BTW, we already have and return non-IANA codesets historically (inspired
by X11). I.e. we have ISO8859-* instead of preferred names ISO-8859-*,
moreover, ISO8859-* even not the aliases (!) and IANA knows nothing
about them. Linux have IANA preferred names here, i.e. ISO-8859-*.

So the question is: should we rename ISO8859-* to ISO-8859-* to be IANA
and Linux compatible?

We can strip first (or all) "_" and "-" from the environment names (as
Linux does), to not violate POLA.

Post by Ed Schouten

Post by Baptiste Daroussin
That means we need to teach all upstream about US-ASCII all the time.

No, I see such checks many times in other programs too, tcl is just one
which can be found quickly. The proper procedure to examine situation
will be to unpack _all_ ports and search through the code, but my
machine can't handle it.

--
http://ache.vniz.net/

Baptiste Daroussin

2015-11-16 21:06:59 UTC

Permalink

Post by Andrey Chernov

Yes, I overlook it somehow. ASCII is not in the IANA, while both
ANSI_X3.4-1968 and US-ASCII are.
So, I reconsider the proposal. We can return ANSI_X3.4-1968 for POSIX/C
(for Linux compatibility reasons) and left pure US-ASCII as it was
(since it is used rarely).

To tell the truth, the locale change I made were painful enough (mostly my
fault)and I (for now) won't do anywork further beside fixing the fallouts if any
are left. But I do support this proposal!

Post by Andrey Chernov

BTW, we already have and return non-IANA codesets historically (inspired
by X11). I.e. we have ISO8859-* instead of preferred names ISO-8859-*,
moreover, ISO8859-* even not the aliases (!) and IANA knows nothing
about them. Linux have IANA preferred names here, i.e. ISO-8859-*.

****

**Required task**
Write the next part of the mailing-list discussion of IANA codeset names, continuing from the point where it stops. The lines placed after this text are not needed for anything here.

****

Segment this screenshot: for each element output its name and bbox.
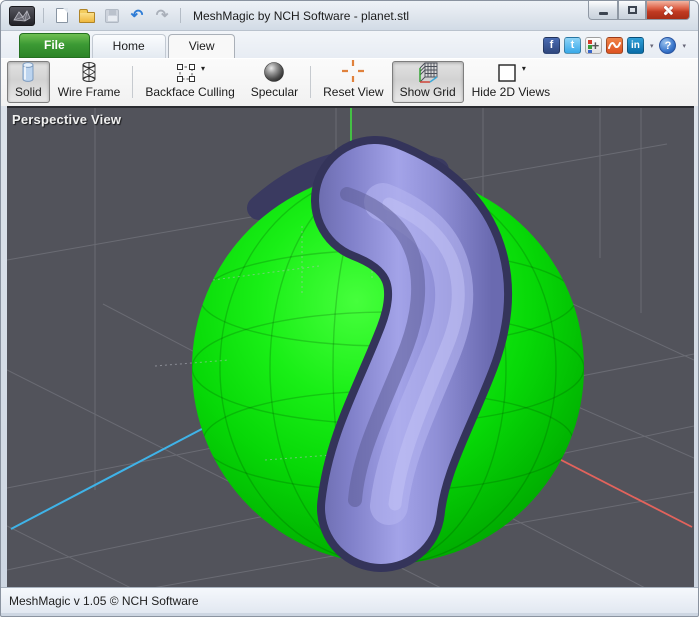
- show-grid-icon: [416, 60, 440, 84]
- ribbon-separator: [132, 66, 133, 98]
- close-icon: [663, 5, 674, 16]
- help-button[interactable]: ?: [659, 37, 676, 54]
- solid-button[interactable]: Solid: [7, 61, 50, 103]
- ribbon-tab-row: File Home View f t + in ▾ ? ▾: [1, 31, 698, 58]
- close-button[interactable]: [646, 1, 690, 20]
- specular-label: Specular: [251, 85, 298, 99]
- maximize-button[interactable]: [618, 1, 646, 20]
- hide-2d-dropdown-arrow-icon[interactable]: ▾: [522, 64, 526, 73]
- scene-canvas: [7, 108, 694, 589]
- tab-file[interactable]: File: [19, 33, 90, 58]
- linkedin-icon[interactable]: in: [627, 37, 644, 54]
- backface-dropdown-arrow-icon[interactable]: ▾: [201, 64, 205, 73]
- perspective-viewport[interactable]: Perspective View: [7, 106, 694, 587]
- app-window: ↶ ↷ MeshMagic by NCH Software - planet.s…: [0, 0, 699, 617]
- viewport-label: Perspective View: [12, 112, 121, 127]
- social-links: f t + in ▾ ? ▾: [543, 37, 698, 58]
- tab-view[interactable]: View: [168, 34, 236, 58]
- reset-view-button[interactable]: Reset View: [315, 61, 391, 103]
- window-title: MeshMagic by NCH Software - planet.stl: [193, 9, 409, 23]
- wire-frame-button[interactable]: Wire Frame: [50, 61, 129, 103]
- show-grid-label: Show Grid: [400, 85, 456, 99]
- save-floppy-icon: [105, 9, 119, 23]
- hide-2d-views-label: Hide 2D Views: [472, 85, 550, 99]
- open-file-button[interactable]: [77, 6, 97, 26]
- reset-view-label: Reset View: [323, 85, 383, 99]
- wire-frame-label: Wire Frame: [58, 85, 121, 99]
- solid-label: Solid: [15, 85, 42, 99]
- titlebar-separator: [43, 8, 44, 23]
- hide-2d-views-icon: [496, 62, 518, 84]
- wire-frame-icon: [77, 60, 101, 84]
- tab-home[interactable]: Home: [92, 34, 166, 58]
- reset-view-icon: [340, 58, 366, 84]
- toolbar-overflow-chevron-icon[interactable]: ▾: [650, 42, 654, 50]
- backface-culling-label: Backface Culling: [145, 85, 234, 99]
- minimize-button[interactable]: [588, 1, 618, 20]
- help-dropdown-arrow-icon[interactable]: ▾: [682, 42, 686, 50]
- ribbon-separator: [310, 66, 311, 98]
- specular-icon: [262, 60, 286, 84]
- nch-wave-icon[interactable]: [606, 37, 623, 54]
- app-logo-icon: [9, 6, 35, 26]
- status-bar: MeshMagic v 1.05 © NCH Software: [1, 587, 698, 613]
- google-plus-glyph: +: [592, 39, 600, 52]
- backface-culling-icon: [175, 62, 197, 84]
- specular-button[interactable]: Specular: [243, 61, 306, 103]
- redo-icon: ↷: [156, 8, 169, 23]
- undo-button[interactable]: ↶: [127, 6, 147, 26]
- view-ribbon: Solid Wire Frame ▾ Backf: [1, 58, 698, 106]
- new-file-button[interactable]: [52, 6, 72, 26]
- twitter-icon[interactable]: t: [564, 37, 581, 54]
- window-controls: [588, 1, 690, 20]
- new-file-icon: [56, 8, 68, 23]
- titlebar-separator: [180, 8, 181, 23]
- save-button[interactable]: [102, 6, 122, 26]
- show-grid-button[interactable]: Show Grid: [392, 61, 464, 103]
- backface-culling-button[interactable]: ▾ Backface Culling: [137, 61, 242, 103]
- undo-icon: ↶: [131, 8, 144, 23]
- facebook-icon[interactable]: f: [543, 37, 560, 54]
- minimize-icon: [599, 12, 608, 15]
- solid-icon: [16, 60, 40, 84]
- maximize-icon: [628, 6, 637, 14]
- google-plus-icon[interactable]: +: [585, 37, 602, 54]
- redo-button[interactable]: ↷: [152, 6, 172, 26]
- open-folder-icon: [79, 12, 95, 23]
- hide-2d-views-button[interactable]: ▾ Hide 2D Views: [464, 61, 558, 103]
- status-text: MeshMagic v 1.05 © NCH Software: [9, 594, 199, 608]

****

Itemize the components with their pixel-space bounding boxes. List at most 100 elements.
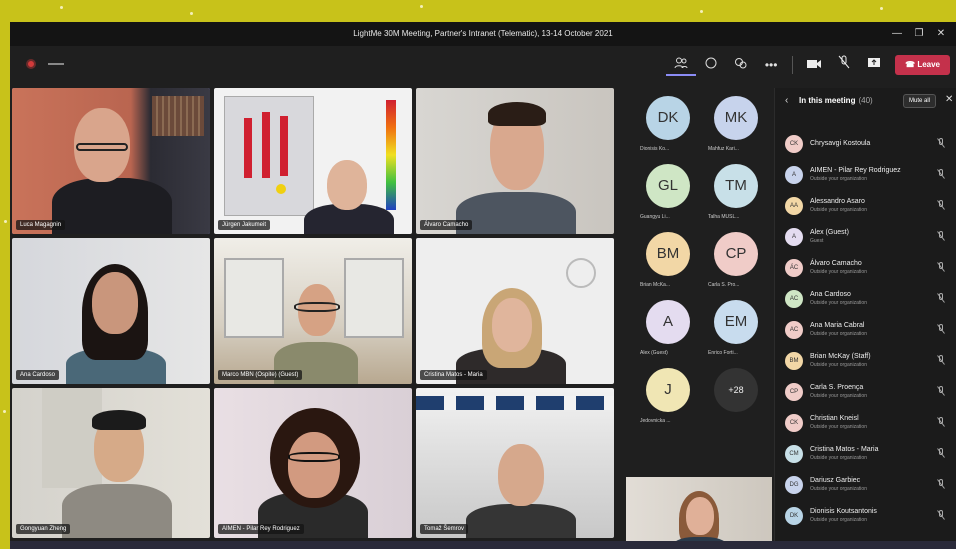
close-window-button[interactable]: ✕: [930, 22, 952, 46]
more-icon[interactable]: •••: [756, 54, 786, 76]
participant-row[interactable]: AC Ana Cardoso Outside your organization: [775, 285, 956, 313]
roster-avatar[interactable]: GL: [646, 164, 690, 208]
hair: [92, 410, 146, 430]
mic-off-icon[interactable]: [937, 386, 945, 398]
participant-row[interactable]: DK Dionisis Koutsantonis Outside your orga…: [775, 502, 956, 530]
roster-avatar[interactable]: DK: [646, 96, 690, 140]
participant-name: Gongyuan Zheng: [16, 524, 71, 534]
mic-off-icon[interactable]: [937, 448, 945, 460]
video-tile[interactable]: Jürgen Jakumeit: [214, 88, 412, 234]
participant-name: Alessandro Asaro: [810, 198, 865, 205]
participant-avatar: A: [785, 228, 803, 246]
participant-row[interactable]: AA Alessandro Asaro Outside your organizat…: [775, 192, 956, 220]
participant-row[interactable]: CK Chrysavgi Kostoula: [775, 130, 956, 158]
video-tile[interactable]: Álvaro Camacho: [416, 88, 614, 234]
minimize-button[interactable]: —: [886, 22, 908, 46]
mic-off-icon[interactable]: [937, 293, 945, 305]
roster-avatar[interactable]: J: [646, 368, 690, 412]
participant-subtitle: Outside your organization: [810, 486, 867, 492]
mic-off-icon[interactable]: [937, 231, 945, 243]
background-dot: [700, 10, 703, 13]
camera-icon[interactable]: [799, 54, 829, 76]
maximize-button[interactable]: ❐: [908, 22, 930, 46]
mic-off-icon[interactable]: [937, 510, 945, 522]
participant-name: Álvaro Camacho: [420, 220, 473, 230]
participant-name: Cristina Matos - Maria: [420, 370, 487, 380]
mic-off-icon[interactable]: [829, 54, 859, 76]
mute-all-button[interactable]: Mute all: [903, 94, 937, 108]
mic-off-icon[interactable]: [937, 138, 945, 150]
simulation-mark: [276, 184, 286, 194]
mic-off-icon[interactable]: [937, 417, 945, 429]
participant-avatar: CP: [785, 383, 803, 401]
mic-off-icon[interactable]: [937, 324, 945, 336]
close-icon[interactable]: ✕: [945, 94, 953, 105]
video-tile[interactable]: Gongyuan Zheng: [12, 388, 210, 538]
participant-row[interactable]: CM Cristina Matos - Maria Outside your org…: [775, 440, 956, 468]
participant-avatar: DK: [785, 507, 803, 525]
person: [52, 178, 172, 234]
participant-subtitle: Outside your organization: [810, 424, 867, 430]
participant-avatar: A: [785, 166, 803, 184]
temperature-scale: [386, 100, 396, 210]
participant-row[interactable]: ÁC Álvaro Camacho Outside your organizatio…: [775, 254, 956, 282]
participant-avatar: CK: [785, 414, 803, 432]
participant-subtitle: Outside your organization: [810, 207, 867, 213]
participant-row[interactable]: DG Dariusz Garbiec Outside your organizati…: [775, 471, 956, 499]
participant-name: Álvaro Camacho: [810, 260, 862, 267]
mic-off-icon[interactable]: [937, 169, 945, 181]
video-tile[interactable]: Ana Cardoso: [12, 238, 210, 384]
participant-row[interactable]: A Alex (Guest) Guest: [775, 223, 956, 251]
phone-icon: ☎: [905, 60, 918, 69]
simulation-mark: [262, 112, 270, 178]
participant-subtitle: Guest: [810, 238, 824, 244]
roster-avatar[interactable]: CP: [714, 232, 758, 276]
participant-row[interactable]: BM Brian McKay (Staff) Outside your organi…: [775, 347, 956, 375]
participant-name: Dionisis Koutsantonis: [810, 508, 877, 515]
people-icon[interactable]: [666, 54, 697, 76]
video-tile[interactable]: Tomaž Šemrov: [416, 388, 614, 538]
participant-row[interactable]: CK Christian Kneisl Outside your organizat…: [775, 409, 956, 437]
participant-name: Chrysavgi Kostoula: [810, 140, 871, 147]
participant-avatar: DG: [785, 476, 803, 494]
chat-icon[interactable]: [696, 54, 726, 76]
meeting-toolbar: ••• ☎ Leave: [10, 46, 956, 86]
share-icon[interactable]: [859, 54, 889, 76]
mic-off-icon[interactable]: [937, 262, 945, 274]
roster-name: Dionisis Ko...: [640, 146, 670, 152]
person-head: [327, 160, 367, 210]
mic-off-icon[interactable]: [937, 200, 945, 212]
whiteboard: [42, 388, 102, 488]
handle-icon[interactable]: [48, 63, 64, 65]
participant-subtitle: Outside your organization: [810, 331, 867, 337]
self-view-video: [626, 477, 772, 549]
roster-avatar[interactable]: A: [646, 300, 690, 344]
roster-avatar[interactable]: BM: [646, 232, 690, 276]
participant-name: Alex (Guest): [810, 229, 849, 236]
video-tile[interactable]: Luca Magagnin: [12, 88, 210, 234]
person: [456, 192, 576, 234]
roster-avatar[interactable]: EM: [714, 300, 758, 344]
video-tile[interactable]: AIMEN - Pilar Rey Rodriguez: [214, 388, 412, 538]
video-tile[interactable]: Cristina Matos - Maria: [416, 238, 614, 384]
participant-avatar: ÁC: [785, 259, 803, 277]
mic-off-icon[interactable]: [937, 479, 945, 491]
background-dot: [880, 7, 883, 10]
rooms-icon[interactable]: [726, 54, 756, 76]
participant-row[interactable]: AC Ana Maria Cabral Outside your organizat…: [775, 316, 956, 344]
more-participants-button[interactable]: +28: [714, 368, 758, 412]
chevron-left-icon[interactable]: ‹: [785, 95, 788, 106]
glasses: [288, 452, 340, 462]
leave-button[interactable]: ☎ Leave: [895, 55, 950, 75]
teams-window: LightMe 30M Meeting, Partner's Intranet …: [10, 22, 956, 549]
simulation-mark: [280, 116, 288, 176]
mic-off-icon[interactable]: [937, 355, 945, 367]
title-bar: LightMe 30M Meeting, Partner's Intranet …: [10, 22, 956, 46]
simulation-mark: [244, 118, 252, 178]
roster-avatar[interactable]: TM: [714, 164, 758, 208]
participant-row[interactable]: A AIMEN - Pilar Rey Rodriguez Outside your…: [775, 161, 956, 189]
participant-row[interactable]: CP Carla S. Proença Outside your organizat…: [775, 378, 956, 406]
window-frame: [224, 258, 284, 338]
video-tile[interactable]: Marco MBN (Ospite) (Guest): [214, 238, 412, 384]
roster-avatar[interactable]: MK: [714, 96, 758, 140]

****

**Exercise answer**
So the question is: should we rename ISO8859-* to ISO-8859-* to be IANA
and Linux compatible?
We can strip first (or all) "_" and "-" from the environment names (as
Linux does), to not violate POLA.

I would like to see that as well, lots of new comers I have seen setup the
locales the IANA way and are unhappy because that does not work. The first plan
in the collation branch was to introduce the IANA syntax via an alias but in the
end I removed it, because there was already to many changes.

If one want to go further on the locale changes like the above proposal please
proceed.

Best regards,
Bapt

Andrey Chernov

2015-11-16 21:51:37 UTC

Permalink

Post by Baptiste Daroussin
locales the IANA way and are unhappy because that does not work. The first plan
in the collation branch was to introduce the IANA syntax via an alias but in the
end I removed it, because there was already to many changes.

For ISO case we don't need aliases and can keep our internal names
hierarchy honoring POLA. All we need is:
1) Convert "ISO-" and "ISO_" to "ISO" for setlocale(3) input.
2) Convert from "ISO" to "ISO-" for setlocale(3), nl_langinfo(3) and
locale(1) output.

--
http://ache.vniz.net/

John Marino (FreeBSD)

2015-11-17 08:22:57 UTC

Permalink

Post by Andrey Chernov

For ISO case we don't need aliases and can keep our internal names
1) Convert "ISO-" and "ISO_" to "ISO" for setlocale(3) input.
2) Convert from "ISO" to "ISO-" for setlocale(3), nl_langinfo(3) and
locale(1) output.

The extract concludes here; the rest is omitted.